◆ Requirement ◆
Reproduce every line of the listing as written, apart from the pictures.

__________

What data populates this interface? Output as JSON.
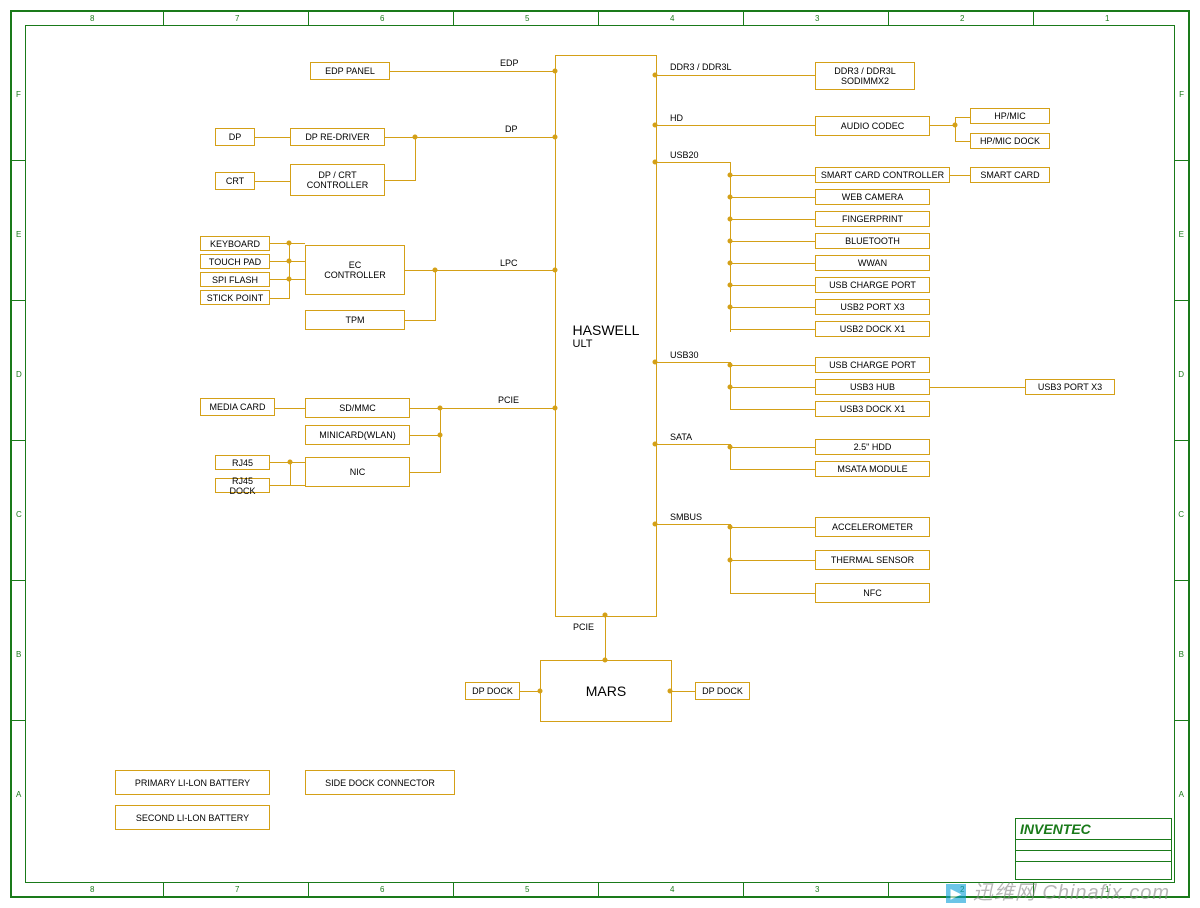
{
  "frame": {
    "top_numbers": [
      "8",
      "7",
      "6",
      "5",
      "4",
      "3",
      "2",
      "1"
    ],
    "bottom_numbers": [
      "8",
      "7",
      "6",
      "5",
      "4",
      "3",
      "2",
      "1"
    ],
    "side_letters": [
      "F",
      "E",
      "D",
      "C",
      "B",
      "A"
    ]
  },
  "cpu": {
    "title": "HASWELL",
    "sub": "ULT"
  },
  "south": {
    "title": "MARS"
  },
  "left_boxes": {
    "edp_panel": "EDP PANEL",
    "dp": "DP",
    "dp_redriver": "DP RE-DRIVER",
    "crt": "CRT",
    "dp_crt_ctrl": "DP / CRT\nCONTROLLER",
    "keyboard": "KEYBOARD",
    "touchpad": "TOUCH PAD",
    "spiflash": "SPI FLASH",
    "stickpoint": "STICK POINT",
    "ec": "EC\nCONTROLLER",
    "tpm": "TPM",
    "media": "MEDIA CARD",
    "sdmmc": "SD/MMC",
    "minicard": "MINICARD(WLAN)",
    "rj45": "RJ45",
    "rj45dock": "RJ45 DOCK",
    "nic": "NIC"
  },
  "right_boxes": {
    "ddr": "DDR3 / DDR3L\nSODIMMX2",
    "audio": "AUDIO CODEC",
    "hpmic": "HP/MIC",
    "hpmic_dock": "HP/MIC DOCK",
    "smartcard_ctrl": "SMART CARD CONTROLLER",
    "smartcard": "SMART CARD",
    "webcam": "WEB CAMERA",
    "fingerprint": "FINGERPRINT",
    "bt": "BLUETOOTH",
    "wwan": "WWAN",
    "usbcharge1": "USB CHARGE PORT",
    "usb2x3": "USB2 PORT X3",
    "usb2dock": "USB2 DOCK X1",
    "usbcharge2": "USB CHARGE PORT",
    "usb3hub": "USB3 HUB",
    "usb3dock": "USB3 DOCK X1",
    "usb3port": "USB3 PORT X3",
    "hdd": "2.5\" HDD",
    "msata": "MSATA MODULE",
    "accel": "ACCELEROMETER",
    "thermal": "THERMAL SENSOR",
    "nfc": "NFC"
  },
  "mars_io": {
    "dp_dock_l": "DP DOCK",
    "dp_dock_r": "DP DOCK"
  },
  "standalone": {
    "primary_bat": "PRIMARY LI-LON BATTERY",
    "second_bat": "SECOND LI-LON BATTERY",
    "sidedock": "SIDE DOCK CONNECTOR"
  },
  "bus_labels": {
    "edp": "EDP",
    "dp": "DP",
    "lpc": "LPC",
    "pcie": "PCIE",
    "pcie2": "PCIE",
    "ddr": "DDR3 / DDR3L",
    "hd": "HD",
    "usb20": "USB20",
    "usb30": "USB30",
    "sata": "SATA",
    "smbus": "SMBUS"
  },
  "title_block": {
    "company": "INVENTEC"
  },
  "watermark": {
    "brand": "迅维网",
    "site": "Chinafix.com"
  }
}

__________

◆ Output of the task ◆
What data populates this interface? Output as JSON.
{
  "frame": {
    "top_numbers": [
      "8",
      "7",
      "6",
      "5",
      "4",
      "3",
      "2",
      "1"
    ],
    "bottom_numbers": [
      "8",
      "7",
      "6",
      "5",
      "4",
      "3",
      "2",
      "1"
    ],
    "side_letters": [
      "F",
      "E",
      "D",
      "C",
      "B",
      "A"
    ]
  },
  "cpu": {
    "title": "HASWELL",
    "sub": "ULT"
  },
  "south": {
    "title": "MARS"
  },
  "left_boxes": {
    "edp_panel": "EDP PANEL",
    "dp": "DP",
    "dp_redriver": "DP RE-DRIVER",
    "crt": "CRT",
    "dp_crt_ctrl": "DP / CRT\nCONTROLLER",
    "keyboard": "KEYBOARD",
    "touchpad": "TOUCH PAD",
    "spiflash": "SPI FLASH",
    "stickpoint": "STICK POINT",
    "ec": "EC\nCONTROLLER",
    "tpm": "TPM",
    "media": "MEDIA CARD",
    "sdmmc": "SD/MMC",
    "minicard": "MINICARD(WLAN)",
    "rj45": "RJ45",
    "rj45dock": "RJ45 DOCK",
    "nic": "NIC"
  },
  "right_boxes": {
    "ddr": "DDR3 / DDR3L\nSODIMMX2",
    "audio": "AUDIO CODEC",
    "hpmic": "HP/MIC",
    "hpmic_dock": "HP/MIC DOCK",
    "smartcard_ctrl": "SMART CARD CONTROLLER",
    "smartcard": "SMART CARD",
    "webcam": "WEB CAMERA",
    "fingerprint": "FINGERPRINT",
    "bt": "BLUETOOTH",
    "wwan": "WWAN",
    "usbcharge1": "USB CHARGE PORT",
    "usb2x3": "USB2 PORT X3",
    "usb2dock": "USB2 DOCK X1",
    "usbcharge2": "USB CHARGE PORT",
    "usb3hub": "USB3 HUB",
    "usb3dock": "USB3 DOCK X1",
    "usb3port": "USB3 PORT X3",
    "hdd": "2.5\" HDD",
    "msata": "MSATA MODULE",
    "accel": "ACCELEROMETER",
    "thermal": "THERMAL SENSOR",
    "nfc": "NFC"
  },
  "mars_io": {
    "dp_dock_l": "DP DOCK",
    "dp_dock_r": "DP DOCK"
  },
  "standalone": {
    "primary_bat": "PRIMARY LI-LON BATTERY",
    "second_bat": "SECOND LI-LON BATTERY",
    "sidedock": "SIDE DOCK CONNECTOR"
  },
  "bus_labels": {
    "edp": "EDP",
    "dp": "DP",
    "lpc": "LPC",
    "pcie": "PCIE",
    "pcie2": "PCIE",
    "ddr": "DDR3 / DDR3L",
    "hd": "HD",
    "usb20": "USB20",
    "usb30": "USB30",
    "sata": "SATA",
    "smbus": "SMBUS"
  },
  "title_block": {
    "company": "INVENTEC"
  },
  "watermark": {
    "brand": "迅维网",
    "site": "Chinafix.com"
  }
}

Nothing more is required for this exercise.